Exercise instructions:
1) From the container stacking passage below, list every part that has a reference number, giving each one with its number.
2) Please translate this sentence from the container stacking passage below into Spanish: "The abutment projection 29 ensures that there will be sufficient contact between the upstanding rim portion 16 and the projection 24 to ensure accurate registration between container assemblies 10 during stacking."

Given passage:
"""
As is best shown in FIG. 2, each projection 24 includes a first contact surface 26 on a radially outer side thereof. The first contact surface 26 has a vertical component, and in the preferred embodiment preferably has a surface that is within 30° of a vertical plane. The upstanding rim portion 16 includes a second contact surface 28 on a radially inner side thereof that also has a vertical component. Preferably, the second contact surface 28 has a surface that is within 30° of a vertical plane. The container assembly 10 is configured so that the first contact surface 26 is immediately adjacent to the second contact surface 28 on an underlying container assembly 10 when the container assembly 10 is stacked on top of another container assembly 10.

In the preferred embodiment of the invention that is shown in FIG. 2, the upstanding rim portion 16 includes an abutment projection 29 that extends upwardly from the upper surface 17 in an area that is near a radially inner edge of the upper surface 17. The abutment projection 29 ensures that there will be sufficient contact between the upstanding rim portion 16 and the projection 24 to ensure accurate registration between container assemblies 10 during stacking.
"""
(Records of element boxes)
"""
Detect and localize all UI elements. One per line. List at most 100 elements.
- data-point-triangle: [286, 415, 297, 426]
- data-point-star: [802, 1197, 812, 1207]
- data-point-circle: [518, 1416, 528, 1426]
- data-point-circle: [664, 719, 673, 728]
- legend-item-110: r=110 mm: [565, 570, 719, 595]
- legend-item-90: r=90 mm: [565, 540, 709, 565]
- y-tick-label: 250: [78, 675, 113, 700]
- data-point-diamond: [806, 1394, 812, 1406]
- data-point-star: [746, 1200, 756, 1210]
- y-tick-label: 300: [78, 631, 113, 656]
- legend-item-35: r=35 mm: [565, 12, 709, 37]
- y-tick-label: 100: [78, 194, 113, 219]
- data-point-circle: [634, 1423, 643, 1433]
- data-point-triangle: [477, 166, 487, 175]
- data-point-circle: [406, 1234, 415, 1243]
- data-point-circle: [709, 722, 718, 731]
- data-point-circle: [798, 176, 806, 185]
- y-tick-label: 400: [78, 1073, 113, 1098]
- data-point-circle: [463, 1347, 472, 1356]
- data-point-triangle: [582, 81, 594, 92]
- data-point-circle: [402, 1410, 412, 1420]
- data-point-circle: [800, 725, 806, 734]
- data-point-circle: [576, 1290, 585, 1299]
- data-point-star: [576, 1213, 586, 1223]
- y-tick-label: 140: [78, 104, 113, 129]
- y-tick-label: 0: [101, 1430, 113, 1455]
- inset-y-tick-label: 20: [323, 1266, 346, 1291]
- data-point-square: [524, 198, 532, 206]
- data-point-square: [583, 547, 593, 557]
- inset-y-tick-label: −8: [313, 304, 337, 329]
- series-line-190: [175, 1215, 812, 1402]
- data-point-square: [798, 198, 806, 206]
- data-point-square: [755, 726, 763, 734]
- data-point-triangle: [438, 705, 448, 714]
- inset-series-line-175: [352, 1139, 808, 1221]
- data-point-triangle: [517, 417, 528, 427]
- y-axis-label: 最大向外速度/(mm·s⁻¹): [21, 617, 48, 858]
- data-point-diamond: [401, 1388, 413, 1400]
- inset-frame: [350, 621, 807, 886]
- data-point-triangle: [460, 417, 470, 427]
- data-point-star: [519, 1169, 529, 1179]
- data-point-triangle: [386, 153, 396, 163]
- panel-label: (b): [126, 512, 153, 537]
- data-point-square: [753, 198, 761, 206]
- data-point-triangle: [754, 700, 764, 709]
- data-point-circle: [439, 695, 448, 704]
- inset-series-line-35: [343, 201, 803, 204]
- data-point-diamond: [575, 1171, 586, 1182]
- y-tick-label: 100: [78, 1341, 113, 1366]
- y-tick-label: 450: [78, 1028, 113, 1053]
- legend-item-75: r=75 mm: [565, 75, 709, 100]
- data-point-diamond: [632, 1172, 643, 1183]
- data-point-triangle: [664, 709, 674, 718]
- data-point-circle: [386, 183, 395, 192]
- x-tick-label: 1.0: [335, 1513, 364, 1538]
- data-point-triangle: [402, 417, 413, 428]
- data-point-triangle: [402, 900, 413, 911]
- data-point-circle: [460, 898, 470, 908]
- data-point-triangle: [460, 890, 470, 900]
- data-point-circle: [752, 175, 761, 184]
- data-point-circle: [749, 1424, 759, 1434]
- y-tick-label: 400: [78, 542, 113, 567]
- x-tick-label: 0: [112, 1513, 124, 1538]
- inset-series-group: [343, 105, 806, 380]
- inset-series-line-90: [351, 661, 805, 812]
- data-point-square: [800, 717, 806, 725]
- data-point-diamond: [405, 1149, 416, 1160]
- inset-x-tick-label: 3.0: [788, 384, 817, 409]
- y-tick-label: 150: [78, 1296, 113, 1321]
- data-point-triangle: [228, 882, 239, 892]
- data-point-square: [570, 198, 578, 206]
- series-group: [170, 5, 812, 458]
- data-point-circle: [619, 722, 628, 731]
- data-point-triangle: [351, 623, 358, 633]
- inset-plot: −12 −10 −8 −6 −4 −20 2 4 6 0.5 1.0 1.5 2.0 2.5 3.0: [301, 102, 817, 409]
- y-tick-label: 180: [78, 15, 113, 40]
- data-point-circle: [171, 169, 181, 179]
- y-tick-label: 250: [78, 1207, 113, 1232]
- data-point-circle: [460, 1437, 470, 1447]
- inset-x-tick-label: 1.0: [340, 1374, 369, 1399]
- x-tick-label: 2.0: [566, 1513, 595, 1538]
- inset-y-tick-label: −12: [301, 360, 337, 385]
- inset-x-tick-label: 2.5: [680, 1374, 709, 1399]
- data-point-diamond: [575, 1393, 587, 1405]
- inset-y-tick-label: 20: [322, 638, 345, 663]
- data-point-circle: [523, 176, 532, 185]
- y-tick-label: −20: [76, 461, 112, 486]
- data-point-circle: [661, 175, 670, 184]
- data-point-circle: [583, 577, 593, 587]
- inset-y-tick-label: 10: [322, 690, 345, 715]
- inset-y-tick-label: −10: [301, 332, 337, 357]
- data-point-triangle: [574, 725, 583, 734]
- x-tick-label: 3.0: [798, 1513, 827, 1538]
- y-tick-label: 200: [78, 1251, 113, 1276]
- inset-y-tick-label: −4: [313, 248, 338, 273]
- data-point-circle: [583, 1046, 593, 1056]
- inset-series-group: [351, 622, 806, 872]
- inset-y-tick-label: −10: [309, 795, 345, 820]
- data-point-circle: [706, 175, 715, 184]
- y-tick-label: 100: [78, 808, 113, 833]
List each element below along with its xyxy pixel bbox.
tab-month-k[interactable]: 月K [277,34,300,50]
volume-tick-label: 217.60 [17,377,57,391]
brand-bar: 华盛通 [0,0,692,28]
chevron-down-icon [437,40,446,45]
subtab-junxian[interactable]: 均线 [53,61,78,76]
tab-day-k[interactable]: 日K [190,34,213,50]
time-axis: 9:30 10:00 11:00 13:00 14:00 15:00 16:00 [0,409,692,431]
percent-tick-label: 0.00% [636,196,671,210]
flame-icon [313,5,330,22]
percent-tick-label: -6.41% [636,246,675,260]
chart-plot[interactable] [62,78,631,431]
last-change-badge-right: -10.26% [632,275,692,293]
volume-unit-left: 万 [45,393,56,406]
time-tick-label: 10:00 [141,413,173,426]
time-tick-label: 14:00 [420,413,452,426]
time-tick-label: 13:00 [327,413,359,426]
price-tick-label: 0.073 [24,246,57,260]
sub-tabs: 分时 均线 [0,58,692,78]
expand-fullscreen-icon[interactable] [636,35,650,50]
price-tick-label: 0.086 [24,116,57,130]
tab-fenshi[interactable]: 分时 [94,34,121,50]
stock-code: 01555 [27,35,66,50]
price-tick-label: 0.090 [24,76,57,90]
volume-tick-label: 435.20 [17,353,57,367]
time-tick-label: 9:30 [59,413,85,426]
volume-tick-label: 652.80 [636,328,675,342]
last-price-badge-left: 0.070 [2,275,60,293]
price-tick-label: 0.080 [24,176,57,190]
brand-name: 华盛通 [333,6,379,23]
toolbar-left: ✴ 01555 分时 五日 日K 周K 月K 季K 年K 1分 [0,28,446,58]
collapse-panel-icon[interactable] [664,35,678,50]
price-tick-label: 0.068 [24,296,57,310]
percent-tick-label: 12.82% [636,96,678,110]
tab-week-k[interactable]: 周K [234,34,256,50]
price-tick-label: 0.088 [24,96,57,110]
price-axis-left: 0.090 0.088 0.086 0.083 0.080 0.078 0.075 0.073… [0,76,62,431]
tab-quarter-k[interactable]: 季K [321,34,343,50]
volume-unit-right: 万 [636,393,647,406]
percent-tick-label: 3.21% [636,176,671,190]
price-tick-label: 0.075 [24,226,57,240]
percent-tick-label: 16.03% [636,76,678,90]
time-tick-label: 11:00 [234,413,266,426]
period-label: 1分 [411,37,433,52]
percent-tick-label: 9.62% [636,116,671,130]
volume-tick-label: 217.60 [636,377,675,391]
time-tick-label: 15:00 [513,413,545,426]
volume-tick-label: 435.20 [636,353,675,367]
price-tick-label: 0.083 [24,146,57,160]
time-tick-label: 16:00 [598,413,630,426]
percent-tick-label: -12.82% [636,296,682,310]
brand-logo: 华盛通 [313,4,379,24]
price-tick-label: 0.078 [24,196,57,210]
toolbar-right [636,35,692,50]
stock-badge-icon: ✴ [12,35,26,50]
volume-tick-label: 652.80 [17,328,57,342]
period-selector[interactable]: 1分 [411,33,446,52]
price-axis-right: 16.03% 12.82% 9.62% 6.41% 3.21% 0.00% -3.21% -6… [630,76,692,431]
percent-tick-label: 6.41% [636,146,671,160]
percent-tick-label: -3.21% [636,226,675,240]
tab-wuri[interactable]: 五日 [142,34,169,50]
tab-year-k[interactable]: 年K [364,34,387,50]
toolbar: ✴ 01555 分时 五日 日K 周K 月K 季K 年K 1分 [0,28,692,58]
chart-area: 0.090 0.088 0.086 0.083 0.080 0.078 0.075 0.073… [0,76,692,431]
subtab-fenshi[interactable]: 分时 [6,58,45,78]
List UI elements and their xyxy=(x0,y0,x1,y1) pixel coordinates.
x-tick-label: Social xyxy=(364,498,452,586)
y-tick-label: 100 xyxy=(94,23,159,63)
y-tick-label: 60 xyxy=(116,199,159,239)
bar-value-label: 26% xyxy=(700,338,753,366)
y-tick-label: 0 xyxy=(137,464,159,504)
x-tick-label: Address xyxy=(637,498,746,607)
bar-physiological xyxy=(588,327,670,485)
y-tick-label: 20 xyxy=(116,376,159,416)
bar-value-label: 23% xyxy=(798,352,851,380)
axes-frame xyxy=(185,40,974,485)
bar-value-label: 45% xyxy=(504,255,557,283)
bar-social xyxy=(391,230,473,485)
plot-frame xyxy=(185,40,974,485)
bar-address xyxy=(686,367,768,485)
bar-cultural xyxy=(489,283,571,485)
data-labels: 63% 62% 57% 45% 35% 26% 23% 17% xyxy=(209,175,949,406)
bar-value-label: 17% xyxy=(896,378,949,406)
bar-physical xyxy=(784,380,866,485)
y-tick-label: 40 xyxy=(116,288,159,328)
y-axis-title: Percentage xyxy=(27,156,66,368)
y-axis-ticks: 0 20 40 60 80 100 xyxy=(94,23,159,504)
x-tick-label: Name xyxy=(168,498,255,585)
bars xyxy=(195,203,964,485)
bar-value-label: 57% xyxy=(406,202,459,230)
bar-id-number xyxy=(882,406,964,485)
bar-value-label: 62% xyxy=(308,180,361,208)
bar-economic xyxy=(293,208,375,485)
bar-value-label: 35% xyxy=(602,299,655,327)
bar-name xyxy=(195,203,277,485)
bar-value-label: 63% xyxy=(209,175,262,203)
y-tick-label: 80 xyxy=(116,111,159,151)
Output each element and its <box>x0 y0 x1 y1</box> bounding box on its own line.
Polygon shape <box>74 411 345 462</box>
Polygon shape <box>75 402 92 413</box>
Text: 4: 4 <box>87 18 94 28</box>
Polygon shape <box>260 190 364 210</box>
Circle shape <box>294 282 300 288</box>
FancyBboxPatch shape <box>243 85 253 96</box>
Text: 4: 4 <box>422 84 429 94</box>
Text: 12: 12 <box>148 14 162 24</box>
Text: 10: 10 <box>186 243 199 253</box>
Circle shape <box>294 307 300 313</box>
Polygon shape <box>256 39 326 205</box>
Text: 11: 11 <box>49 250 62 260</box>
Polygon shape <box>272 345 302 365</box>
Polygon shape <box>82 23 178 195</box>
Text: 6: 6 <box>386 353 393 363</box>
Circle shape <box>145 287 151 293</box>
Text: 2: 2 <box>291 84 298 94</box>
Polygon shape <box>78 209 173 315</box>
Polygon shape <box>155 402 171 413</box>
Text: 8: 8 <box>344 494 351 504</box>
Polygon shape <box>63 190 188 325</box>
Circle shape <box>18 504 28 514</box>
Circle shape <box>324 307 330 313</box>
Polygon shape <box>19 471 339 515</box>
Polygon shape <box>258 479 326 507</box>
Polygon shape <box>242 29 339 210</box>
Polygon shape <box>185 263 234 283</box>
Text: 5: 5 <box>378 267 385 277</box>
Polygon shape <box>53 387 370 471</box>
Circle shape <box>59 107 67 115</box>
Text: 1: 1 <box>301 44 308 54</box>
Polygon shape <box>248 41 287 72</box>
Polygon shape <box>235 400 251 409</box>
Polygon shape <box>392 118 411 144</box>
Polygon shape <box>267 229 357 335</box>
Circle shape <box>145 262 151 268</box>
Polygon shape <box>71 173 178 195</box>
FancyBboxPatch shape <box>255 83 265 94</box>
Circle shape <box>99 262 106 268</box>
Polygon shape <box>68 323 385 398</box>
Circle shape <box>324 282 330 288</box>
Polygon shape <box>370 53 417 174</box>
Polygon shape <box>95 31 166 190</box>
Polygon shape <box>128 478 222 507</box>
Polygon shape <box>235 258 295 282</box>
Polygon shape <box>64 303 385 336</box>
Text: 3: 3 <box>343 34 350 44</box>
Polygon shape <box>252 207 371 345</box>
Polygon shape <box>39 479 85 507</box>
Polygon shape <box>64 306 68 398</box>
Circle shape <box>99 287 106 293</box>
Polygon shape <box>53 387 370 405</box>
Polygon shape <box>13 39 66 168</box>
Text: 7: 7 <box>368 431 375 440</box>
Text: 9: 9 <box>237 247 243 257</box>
"""
Answers for the exercise:
1)
- Container assembly 10
- Upstanding rim portion 16
- Upper surface 17
- Projection 24
- First contact surface 26
- Second contact surface 28
- Abutment projection 29

2) La proyección de tope 29 garantiza que habrá suficiente contacto entre la parte de borde elevado 16 y la proyección 24 para asegurar un registro preciso entre los conjuntos de recipientes 10 durante el apilamiento.